■ YOUR INSTRUCTIONS
Skip every image and restate the data word for word.

══════════

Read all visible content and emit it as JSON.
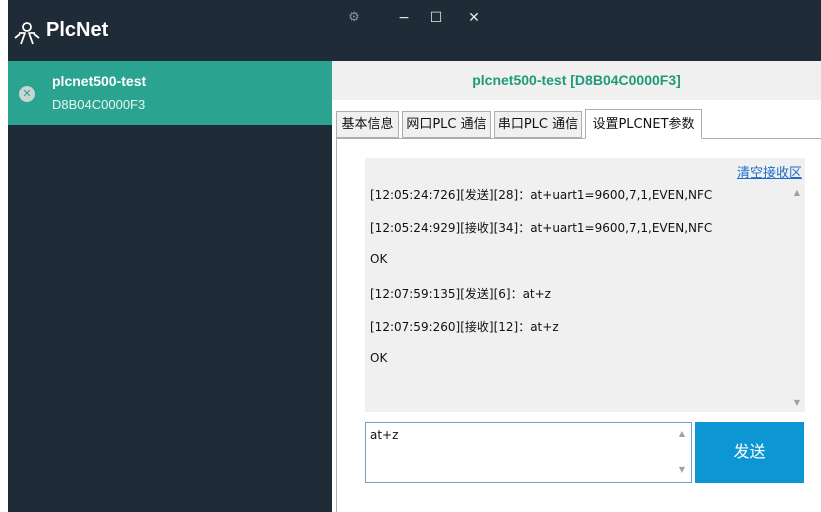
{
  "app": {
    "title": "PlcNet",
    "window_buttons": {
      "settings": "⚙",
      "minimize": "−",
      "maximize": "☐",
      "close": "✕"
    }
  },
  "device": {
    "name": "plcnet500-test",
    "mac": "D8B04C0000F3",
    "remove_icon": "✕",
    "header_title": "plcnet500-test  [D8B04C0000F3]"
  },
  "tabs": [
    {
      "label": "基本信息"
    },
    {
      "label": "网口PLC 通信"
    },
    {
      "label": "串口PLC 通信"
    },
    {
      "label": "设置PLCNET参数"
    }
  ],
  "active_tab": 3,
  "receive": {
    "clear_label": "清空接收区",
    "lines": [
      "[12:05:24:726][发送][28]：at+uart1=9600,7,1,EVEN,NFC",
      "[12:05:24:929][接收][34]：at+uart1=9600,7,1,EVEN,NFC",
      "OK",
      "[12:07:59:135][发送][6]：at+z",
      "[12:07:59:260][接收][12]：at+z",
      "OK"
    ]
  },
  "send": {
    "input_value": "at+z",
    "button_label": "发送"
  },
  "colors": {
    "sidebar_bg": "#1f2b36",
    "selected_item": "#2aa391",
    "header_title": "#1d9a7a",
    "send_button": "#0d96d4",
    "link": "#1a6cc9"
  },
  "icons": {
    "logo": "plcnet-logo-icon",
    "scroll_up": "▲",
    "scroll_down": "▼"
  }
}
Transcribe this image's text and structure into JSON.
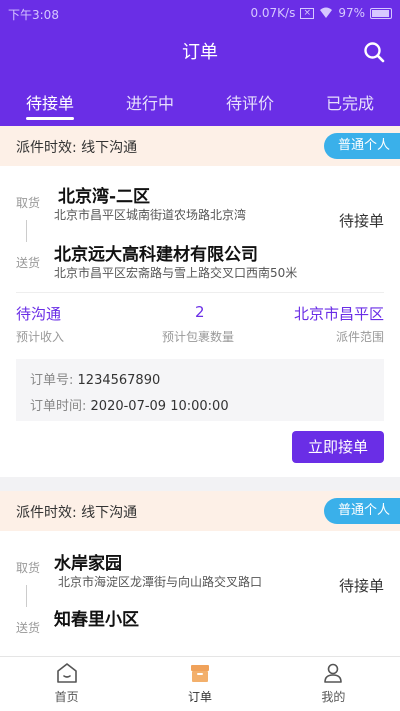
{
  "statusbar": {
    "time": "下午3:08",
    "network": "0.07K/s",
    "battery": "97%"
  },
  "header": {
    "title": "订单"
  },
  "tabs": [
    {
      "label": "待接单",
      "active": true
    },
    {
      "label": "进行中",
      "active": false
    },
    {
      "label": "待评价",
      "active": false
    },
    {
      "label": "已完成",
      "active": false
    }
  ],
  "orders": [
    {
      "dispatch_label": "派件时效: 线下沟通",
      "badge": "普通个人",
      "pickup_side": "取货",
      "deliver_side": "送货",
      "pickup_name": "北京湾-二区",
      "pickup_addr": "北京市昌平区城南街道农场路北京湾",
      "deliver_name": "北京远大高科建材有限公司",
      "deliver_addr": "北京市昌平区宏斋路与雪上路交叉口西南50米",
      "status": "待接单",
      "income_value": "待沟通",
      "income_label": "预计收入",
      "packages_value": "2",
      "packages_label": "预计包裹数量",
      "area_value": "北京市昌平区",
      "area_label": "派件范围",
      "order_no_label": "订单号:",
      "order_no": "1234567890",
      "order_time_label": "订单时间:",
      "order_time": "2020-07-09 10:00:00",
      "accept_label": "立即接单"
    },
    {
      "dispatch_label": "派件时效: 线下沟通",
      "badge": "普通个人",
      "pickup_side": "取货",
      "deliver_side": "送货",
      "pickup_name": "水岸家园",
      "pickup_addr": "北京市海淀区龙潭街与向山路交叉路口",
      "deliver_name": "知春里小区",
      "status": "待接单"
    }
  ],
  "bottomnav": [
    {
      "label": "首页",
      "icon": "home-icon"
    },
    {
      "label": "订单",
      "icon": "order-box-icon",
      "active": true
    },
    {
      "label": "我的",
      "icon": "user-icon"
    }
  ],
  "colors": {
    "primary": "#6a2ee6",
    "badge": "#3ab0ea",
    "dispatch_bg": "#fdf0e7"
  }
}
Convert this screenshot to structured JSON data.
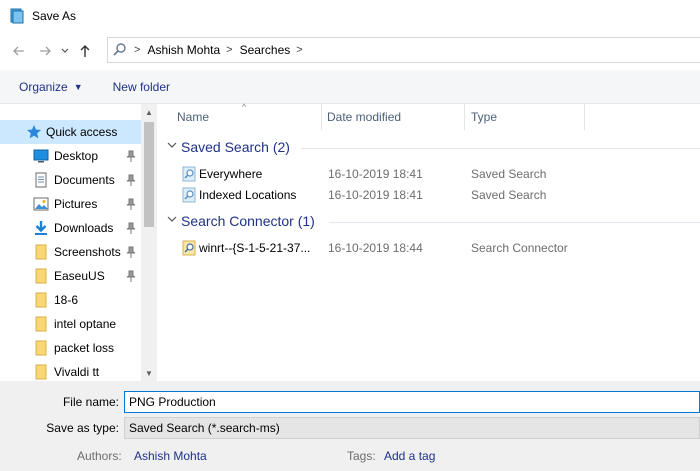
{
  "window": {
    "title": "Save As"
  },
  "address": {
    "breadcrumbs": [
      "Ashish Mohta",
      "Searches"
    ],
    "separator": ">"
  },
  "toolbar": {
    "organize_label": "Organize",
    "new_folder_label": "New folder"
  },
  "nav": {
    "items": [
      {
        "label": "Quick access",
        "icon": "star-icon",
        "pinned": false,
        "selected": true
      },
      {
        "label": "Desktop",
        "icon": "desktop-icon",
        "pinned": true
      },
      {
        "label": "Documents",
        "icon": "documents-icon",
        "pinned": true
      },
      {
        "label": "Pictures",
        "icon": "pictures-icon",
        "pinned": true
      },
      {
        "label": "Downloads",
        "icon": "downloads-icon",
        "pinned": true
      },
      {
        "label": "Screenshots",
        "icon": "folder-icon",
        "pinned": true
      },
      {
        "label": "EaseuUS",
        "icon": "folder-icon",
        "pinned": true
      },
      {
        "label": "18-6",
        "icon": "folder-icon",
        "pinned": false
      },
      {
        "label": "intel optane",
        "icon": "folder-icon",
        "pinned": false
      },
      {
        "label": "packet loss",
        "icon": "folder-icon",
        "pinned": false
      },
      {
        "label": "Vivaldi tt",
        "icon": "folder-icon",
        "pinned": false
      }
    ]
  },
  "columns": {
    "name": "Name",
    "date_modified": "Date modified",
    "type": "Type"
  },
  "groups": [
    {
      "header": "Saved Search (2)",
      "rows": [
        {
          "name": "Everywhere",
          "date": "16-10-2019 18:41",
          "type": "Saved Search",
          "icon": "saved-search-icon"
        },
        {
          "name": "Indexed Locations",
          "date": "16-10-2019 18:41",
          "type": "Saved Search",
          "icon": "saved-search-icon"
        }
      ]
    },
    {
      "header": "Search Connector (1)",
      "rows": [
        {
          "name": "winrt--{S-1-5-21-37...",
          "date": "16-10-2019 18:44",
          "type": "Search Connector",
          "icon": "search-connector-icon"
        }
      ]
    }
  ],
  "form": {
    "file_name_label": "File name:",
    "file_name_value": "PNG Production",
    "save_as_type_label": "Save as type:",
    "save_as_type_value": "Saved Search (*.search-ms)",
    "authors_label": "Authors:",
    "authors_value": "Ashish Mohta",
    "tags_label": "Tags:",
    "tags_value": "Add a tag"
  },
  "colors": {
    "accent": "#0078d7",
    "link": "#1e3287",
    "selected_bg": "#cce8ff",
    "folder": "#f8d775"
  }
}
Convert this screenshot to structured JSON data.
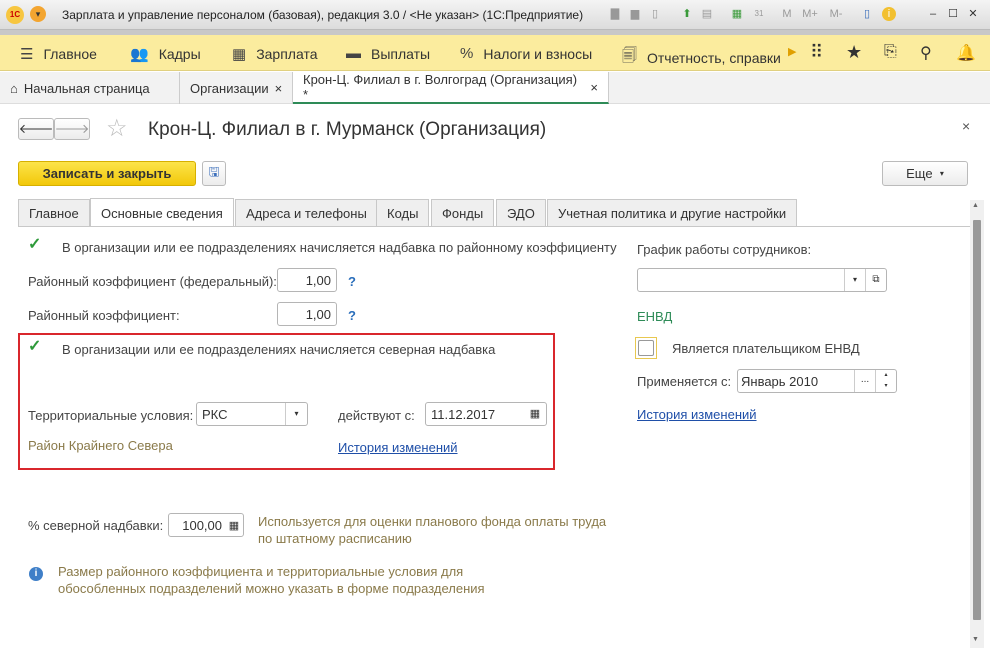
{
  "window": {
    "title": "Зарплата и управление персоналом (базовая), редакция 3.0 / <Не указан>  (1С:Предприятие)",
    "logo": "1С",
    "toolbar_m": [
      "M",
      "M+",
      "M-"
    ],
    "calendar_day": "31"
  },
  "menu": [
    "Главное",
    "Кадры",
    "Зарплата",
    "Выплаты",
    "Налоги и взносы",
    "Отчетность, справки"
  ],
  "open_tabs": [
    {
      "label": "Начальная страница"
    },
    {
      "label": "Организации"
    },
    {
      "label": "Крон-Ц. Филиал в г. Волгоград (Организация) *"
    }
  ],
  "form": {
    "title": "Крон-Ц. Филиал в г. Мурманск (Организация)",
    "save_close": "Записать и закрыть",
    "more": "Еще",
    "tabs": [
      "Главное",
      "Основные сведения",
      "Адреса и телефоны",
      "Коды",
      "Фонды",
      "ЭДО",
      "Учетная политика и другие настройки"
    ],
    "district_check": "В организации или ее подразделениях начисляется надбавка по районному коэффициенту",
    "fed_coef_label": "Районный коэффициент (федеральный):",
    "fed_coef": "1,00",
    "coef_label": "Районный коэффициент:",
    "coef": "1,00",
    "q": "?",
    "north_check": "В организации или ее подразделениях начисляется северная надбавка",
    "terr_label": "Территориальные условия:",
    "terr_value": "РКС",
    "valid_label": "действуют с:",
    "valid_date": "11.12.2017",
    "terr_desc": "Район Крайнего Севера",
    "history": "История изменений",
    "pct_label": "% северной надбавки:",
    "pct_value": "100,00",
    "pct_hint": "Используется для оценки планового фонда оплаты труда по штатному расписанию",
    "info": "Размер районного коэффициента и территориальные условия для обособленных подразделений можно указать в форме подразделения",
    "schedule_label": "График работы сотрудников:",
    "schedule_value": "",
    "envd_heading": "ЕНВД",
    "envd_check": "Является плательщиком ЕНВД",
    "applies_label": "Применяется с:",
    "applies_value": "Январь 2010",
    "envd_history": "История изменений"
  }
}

══════════

■ TASK RESPONSE
Read all visible content and emit it as JSON.
{
  "app": {
    "title": "PlcNet",
    "window_buttons": {
      "settings": "⚙",
      "minimize": "−",
      "maximize": "☐",
      "close": "✕"
    }
  },
  "device": {
    "name": "plcnet500-test",
    "mac": "D8B04C0000F3",
    "remove_icon": "✕",
    "header_title": "plcnet500-test  [D8B04C0000F3]"
  },
  "tabs": [
    {
      "label": "基本信息"
    },
    {
      "label": "网口PLC 通信"
    },
    {
      "label": "串口PLC 通信"
    },
    {
      "label": "设置PLCNET参数"
    }
  ],
  "active_tab": 3,
  "receive": {
    "clear_label": "清空接收区",
    "lines": [
      "[12:05:24:726][发送][28]：at+uart1=9600,7,1,EVEN,NFC",
      "[12:05:24:929][接收][34]：at+uart1=9600,7,1,EVEN,NFC",
      "OK",
      "[12:07:59:135][发送][6]：at+z",
      "[12:07:59:260][接收][12]：at+z",
      "OK"
    ]
  },
  "send": {
    "input_value": "at+z",
    "button_label": "发送"
  },
  "colors": {
    "sidebar_bg": "#1f2b36",
    "selected_item": "#2aa391",
    "header_title": "#1d9a7a",
    "send_button": "#0d96d4",
    "link": "#1a6cc9"
  },
  "icons": {
    "logo": "plcnet-logo-icon",
    "scroll_up": "▲",
    "scroll_down": "▼"
  }
}
Transcribe this image's text and structure into JSON.
{
  "statusbar": {
    "time": "下午3:08",
    "network": "0.07K/s",
    "battery": "97%"
  },
  "header": {
    "title": "订单"
  },
  "tabs": [
    {
      "label": "待接单",
      "active": true
    },
    {
      "label": "进行中",
      "active": false
    },
    {
      "label": "待评价",
      "active": false
    },
    {
      "label": "已完成",
      "active": false
    }
  ],
  "orders": [
    {
      "dispatch_label": "派件时效: 线下沟通",
      "badge": "普通个人",
      "pickup_side": "取货",
      "deliver_side": "送货",
      "pickup_name": "北京湾-二区",
      "pickup_addr": "北京市昌平区城南街道农场路北京湾",
      "deliver_name": "北京远大高科建材有限公司",
      "deliver_addr": "北京市昌平区宏斋路与雪上路交叉口西南50米",
      "status": "待接单",
      "income_value": "待沟通",
      "income_label": "预计收入",
      "packages_value": "2",
      "packages_label": "预计包裹数量",
      "area_value": "北京市昌平区",
      "area_label": "派件范围",
      "order_no_label": "订单号:",
      "order_no": "1234567890",
      "order_time_label": "订单时间:",
      "order_time": "2020-07-09 10:00:00",
      "accept_label": "立即接单"
    },
    {
      "dispatch_label": "派件时效: 线下沟通",
      "badge": "普通个人",
      "pickup_side": "取货",
      "deliver_side": "送货",
      "pickup_name": "水岸家园",
      "pickup_addr": "北京市海淀区龙潭街与向山路交叉路口",
      "deliver_name": "知春里小区",
      "status": "待接单"
    }
  ],
  "bottomnav": [
    {
      "label": "首页",
      "icon": "home-icon"
    },
    {
      "label": "订单",
      "icon": "order-box-icon",
      "active": true
    },
    {
      "label": "我的",
      "icon": "user-icon"
    }
  ],
  "colors": {
    "primary": "#6a2ee6",
    "badge": "#3ab0ea",
    "dispatch_bg": "#fdf0e7"
  }
}
Convert this screenshot to structured JSON data.
{
  "window": {
    "title": "Save As"
  },
  "address": {
    "breadcrumbs": [
      "Ashish Mohta",
      "Searches"
    ],
    "separator": ">"
  },
  "toolbar": {
    "organize_label": "Organize",
    "new_folder_label": "New folder"
  },
  "nav": {
    "items": [
      {
        "label": "Quick access",
        "icon": "star-icon",
        "pinned": false,
        "selected": true
      },
      {
        "label": "Desktop",
        "icon": "desktop-icon",
        "pinned": true
      },
      {
        "label": "Documents",
        "icon": "documents-icon",
        "pinned": true
      },
      {
        "label": "Pictures",
        "icon": "pictures-icon",
        "pinned": true
      },
      {
        "label": "Downloads",
        "icon": "downloads-icon",
        "pinned": true
      },
      {
        "label": "Screenshots",
        "icon": "folder-icon",
        "pinned": true
      },
      {
        "label": "EaseuUS",
        "icon": "folder-icon",
        "pinned": true
      },
      {
        "label": "18-6",
        "icon": "folder-icon",
        "pinned": false
      },
      {
        "label": "intel optane",
        "icon": "folder-icon",
        "pinned": false
      },
      {
        "label": "packet loss",
        "icon": "folder-icon",
        "pinned": false
      },
      {
        "label": "Vivaldi tt",
        "icon": "folder-icon",
        "pinned": false
      }
    ]
  },
  "columns": {
    "name": "Name",
    "date_modified": "Date modified",
    "type": "Type"
  },
  "groups": [
    {
      "header": "Saved Search (2)",
      "rows": [
        {
          "name": "Everywhere",
          "date": "16-10-2019 18:41",
          "type": "Saved Search",
          "icon": "saved-search-icon"
        },
        {
          "name": "Indexed Locations",
          "date": "16-10-2019 18:41",
          "type": "Saved Search",
          "icon": "saved-search-icon"
        }
      ]
    },
    {
      "header": "Search Connector (1)",
      "rows": [
        {
          "name": "winrt--{S-1-5-21-37...",
          "date": "16-10-2019 18:44",
          "type": "Search Connector",
          "icon": "search-connector-icon"
        }
      ]
    }
  ],
  "form": {
    "file_name_label": "File name:",
    "file_name_value": "PNG Production",
    "save_as_type_label": "Save as type:",
    "save_as_type_value": "Saved Search (*.search-ms)",
    "authors_label": "Authors:",
    "authors_value": "Ashish Mohta",
    "tags_label": "Tags:",
    "tags_value": "Add a tag"
  },
  "colors": {
    "accent": "#0078d7",
    "link": "#1e3287",
    "selected_bg": "#cce8ff",
    "folder": "#f8d775"
  }
}
Convert this screenshot to structured JSON data.
{
  "window": {
    "title": "Зарплата и управление персоналом (базовая), редакция 3.0 / <Не указан>  (1С:Предприятие)",
    "logo": "1С",
    "toolbar_m": [
      "M",
      "M+",
      "M-"
    ],
    "calendar_day": "31"
  },
  "menu": [
    "Главное",
    "Кадры",
    "Зарплата",
    "Выплаты",
    "Налоги и взносы",
    "Отчетность, справки"
  ],
  "open_tabs": [
    {
      "label": "Начальная страница"
    },
    {
      "label": "Организации"
    },
    {
      "label": "Крон-Ц. Филиал в г. Волгоград (Организация) *"
    }
  ],
  "form": {
    "title": "Крон-Ц. Филиал в г. Мурманск (Организация)",
    "save_close": "Записать и закрыть",
    "more": "Еще",
    "tabs": [
      "Главное",
      "Основные сведения",
      "Адреса и телефоны",
      "Коды",
      "Фонды",
      "ЭДО",
      "Учетная политика и другие настройки"
    ],
    "district_check": "В организации или ее подразделениях начисляется надбавка по районному коэффициенту",
    "fed_coef_label": "Районный коэффициент (федеральный):",
    "fed_coef": "1,00",
    "coef_label": "Районный коэффициент:",
    "coef": "1,00",
    "q": "?",
    "north_check": "В организации или ее подразделениях начисляется северная надбавка",
    "terr_label": "Территориальные условия:",
    "terr_value": "РКС",
    "valid_label": "действуют с:",
    "valid_date": "11.12.2017",
    "terr_desc": "Район Крайнего Севера",
    "history": "История изменений",
    "pct_label": "% северной надбавки:",
    "pct_value": "100,00",
    "pct_hint": "Используется для оценки планового фонда оплаты труда по штатному расписанию",
    "info": "Размер районного коэффициента и территориальные условия для обособленных подразделений можно указать в форме подразделения",
    "schedule_label": "График работы сотрудников:",
    "schedule_value": "",
    "envd_heading": "ЕНВД",
    "envd_check": "Является плательщиком ЕНВД",
    "applies_label": "Применяется с:",
    "applies_value": "Январь 2010",
    "envd_history": "История изменений"
  }
}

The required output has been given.